Excerpt from a dataset
┌──

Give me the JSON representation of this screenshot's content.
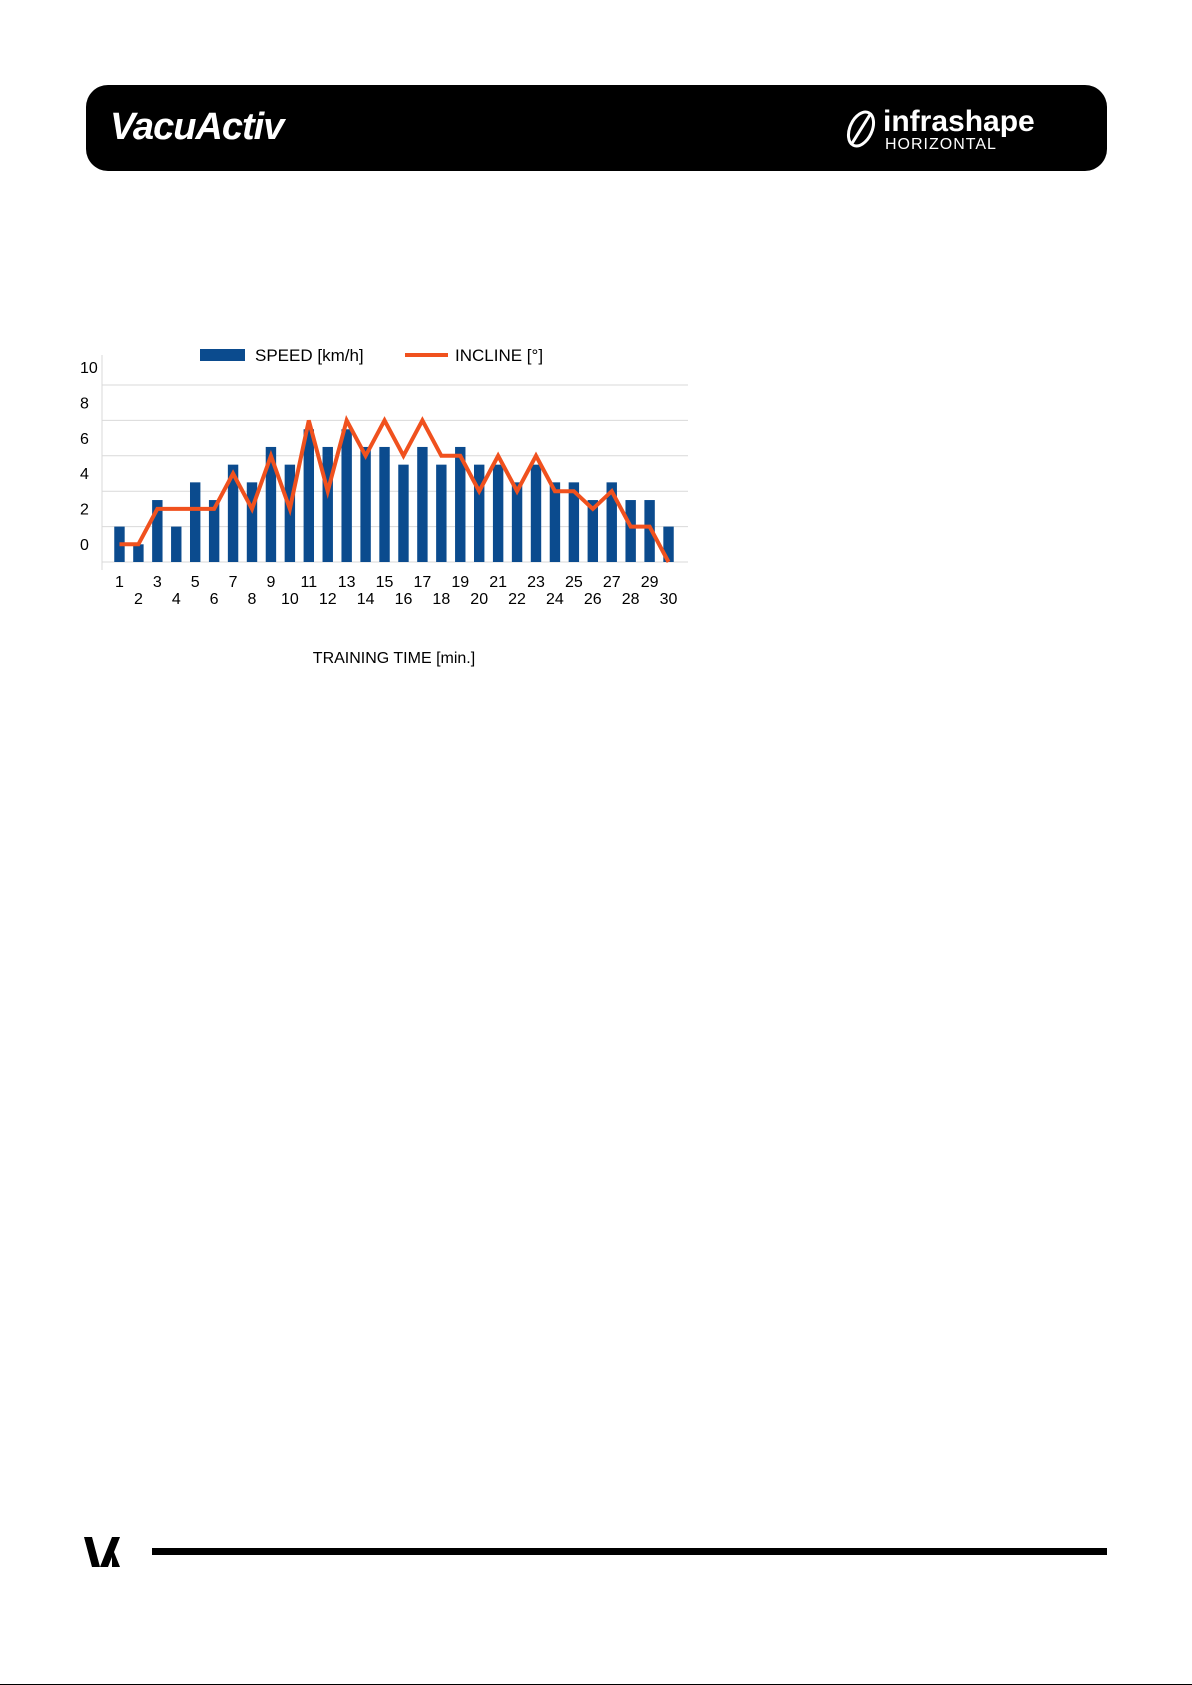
{
  "header": {
    "brand_left": "VacuActiv",
    "brand_right_top": "infrashape",
    "brand_right_bottom": "HORIZONTAL",
    "brand_right_icon": "infrashape-swoosh-icon"
  },
  "footer": {
    "logo_icon": "vacuactiv-va-monogram-icon"
  },
  "colors": {
    "speed_bar": "#0b4b8e",
    "incline_line": "#f0511e",
    "grid": "#d9d9d9",
    "header_bg": "#000000"
  },
  "chart_data": {
    "type": "bar",
    "title": "",
    "xlabel": "TRAINING TIME [min.]",
    "ylabel": "",
    "ylim": [
      0,
      10
    ],
    "yticks": [
      "0",
      "2",
      "4",
      "6",
      "8",
      "10"
    ],
    "grid": true,
    "legend_position": "top",
    "categories": [
      "1",
      "2",
      "3",
      "4",
      "5",
      "6",
      "7",
      "8",
      "9",
      "10",
      "11",
      "12",
      "13",
      "14",
      "15",
      "16",
      "17",
      "18",
      "19",
      "20",
      "21",
      "22",
      "23",
      "24",
      "25",
      "26",
      "27",
      "28",
      "29",
      "30"
    ],
    "series": [
      {
        "name": "SPEED [km/h]",
        "type": "bar",
        "values": [
          2,
          1,
          3.5,
          2,
          4.5,
          3.5,
          5.5,
          4.5,
          6.5,
          5.5,
          7.5,
          6.5,
          7.5,
          6.5,
          6.5,
          5.5,
          6.5,
          5.5,
          6.5,
          5.5,
          5.5,
          4.5,
          5.5,
          4.5,
          4.5,
          3.5,
          4.5,
          3.5,
          3.5,
          2
        ]
      },
      {
        "name": "INCLINE [°]",
        "type": "line",
        "values": [
          1,
          1,
          3,
          3,
          3,
          3,
          5,
          3,
          6,
          3,
          8,
          4,
          8,
          6,
          8,
          6,
          8,
          6,
          6,
          4,
          6,
          4,
          6,
          4,
          4,
          3,
          4,
          2,
          2,
          0
        ]
      }
    ]
  }
}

└──

### Task
Make an exact copy of all the material, but keep the pictures out of it.

### Exercise solution
Give me the JSON representation of this screenshot's content.
{
  "header": {
    "brand_left": "VacuActiv",
    "brand_right_top": "infrashape",
    "brand_right_bottom": "HORIZONTAL",
    "brand_right_icon": "infrashape-swoosh-icon"
  },
  "footer": {
    "logo_icon": "vacuactiv-va-monogram-icon"
  },
  "colors": {
    "speed_bar": "#0b4b8e",
    "incline_line": "#f0511e",
    "grid": "#d9d9d9",
    "header_bg": "#000000"
  },
  "chart_data": {
    "type": "bar",
    "title": "",
    "xlabel": "TRAINING TIME [min.]",
    "ylabel": "",
    "ylim": [
      0,
      10
    ],
    "yticks": [
      "0",
      "2",
      "4",
      "6",
      "8",
      "10"
    ],
    "grid": true,
    "legend_position": "top",
    "categories": [
      "1",
      "2",
      "3",
      "4",
      "5",
      "6",
      "7",
      "8",
      "9",
      "10",
      "11",
      "12",
      "13",
      "14",
      "15",
      "16",
      "17",
      "18",
      "19",
      "20",
      "21",
      "22",
      "23",
      "24",
      "25",
      "26",
      "27",
      "28",
      "29",
      "30"
    ],
    "series": [
      {
        "name": "SPEED [km/h]",
        "type": "bar",
        "values": [
          2,
          1,
          3.5,
          2,
          4.5,
          3.5,
          5.5,
          4.5,
          6.5,
          5.5,
          7.5,
          6.5,
          7.5,
          6.5,
          6.5,
          5.5,
          6.5,
          5.5,
          6.5,
          5.5,
          5.5,
          4.5,
          5.5,
          4.5,
          4.5,
          3.5,
          4.5,
          3.5,
          3.5,
          2
        ]
      },
      {
        "name": "INCLINE [°]",
        "type": "line",
        "values": [
          1,
          1,
          3,
          3,
          3,
          3,
          5,
          3,
          6,
          3,
          8,
          4,
          8,
          6,
          8,
          6,
          8,
          6,
          6,
          4,
          6,
          4,
          6,
          4,
          4,
          3,
          4,
          2,
          2,
          0
        ]
      }
    ]
  }
}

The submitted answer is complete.